** START Data shown **

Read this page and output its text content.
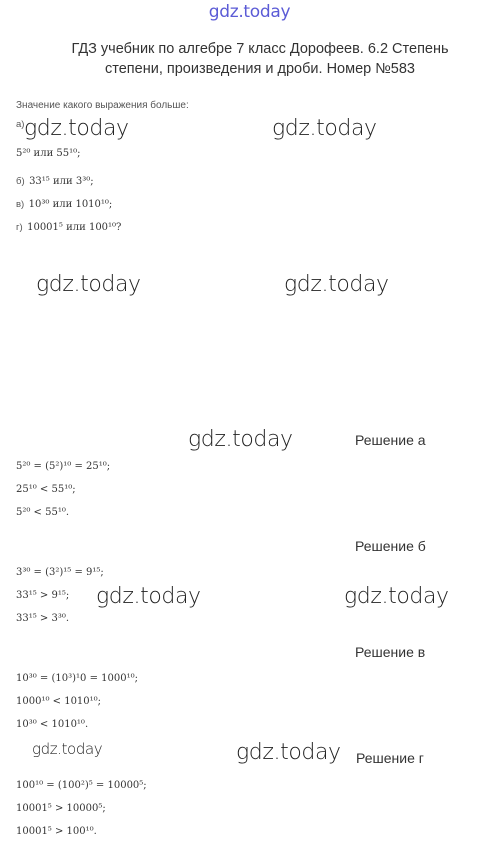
gdz.today
ГДЗ учебник по алгебре 7 класс Дорофеев. 6.2 Степень
степени, произведения и дроби. Номер №583
Значение какого выражения больше:
а)
5²⁰ или 55¹⁰;
б) 33¹⁵ или 3³⁰;
в) 10³⁰ или 1010¹⁰;
г) 10001⁵ или 100¹⁰?
gdz.today	gdz.today
gdz.today	gdz.today
gdz.today
gdz.today	gdz.today
gdz.today	gdz.today
Решение а
5²⁰ = (5²)¹⁰ = 25¹⁰;
25¹⁰ < 55¹⁰;
5²⁰ < 55¹⁰.
Решение б
3³⁰ = (3²)¹⁵ = 9¹⁵;
33¹⁵ > 9¹⁵;
33¹⁵ > 3³⁰.
Решение в
10³⁰ = (10³)¹0 = 1000¹⁰;
1000¹⁰ < 1010¹⁰;
10³⁰ < 1010¹⁰.
Решение г
100¹⁰ = (100²)⁵ = 10000⁵;
10001⁵ > 10000⁵;
10001⁵ > 100¹⁰.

** END Data shown **

- [Exercise description]: Whichever lines contain the string "Решение", select and copy them.

- [The output]:
Решение а
Решение б
Решение в
Решение г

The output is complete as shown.